— BEGIN DATA LINES —
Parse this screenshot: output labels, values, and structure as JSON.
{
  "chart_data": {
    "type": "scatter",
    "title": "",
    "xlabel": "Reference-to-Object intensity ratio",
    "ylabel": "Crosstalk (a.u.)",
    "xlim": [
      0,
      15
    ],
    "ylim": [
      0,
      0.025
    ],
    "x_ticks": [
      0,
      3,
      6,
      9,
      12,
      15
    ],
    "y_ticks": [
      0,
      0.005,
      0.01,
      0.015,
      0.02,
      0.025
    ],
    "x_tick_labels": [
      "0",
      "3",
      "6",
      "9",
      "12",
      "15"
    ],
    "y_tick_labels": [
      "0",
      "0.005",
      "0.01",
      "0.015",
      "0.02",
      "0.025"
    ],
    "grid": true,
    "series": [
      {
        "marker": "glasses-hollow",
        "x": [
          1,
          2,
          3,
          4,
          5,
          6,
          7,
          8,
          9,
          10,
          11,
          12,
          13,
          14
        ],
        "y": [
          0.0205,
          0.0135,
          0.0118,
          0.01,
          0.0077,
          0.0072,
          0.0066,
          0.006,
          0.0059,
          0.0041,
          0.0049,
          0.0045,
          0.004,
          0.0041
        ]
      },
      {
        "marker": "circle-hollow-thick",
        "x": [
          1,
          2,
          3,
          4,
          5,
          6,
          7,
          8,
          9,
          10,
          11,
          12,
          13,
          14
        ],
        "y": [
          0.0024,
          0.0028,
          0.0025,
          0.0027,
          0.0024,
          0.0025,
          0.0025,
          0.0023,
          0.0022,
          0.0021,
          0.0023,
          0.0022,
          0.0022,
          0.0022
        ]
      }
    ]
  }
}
— END DATA LINES —
WORK TO BE COMPLETED> Count how many lines hold the string "hollow" and give that number alone.

ANSWER FOR THE TASK> 2